## BEGIN Recorded information
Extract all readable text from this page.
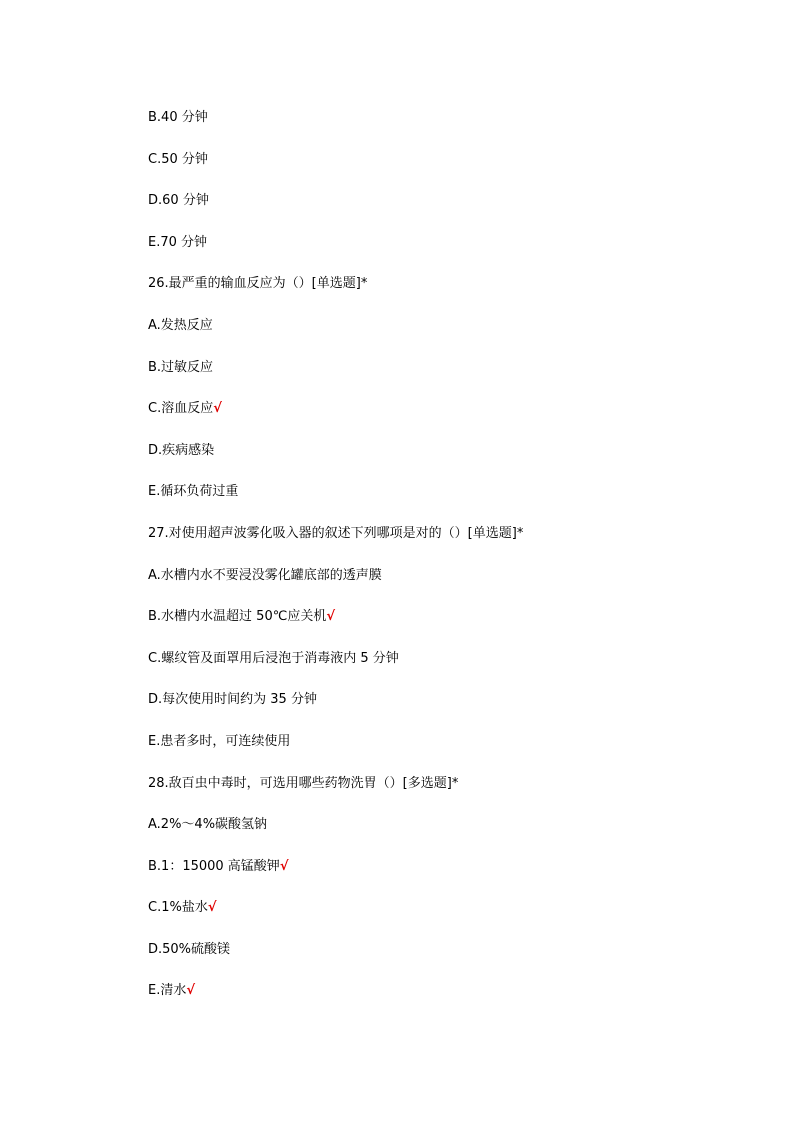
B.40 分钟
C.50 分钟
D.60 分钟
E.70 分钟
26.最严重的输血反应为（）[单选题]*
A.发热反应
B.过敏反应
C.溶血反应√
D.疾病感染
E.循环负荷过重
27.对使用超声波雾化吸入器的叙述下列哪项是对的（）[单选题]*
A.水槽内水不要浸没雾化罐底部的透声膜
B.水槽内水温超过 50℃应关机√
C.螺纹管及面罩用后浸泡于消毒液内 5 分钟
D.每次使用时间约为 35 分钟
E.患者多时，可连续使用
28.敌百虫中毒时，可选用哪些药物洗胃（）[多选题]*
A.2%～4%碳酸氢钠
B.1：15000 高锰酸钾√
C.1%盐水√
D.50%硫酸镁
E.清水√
## END Recorded information
*Stated task*. Make an exact copy of all the material, but keep the pictures out of it.

*Result of this task*.
Extract all readable text from this page.
B.40 分钟
C.50 分钟
D.60 分钟
E.70 分钟
26.最严重的输血反应为（）[单选题]*
A.发热反应
B.过敏反应
C.溶血反应√
D.疾病感染
E.循环负荷过重
27.对使用超声波雾化吸入器的叙述下列哪项是对的（）[单选题]*
A.水槽内水不要浸没雾化罐底部的透声膜
B.水槽内水温超过 50℃应关机√
C.螺纹管及面罩用后浸泡于消毒液内 5 分钟
D.每次使用时间约为 35 分钟
E.患者多时，可连续使用
28.敌百虫中毒时，可选用哪些药物洗胃（）[多选题]*
A.2%～4%碳酸氢钠
B.1：15000 高锰酸钾√
C.1%盐水√
D.50%硫酸镁
E.清水√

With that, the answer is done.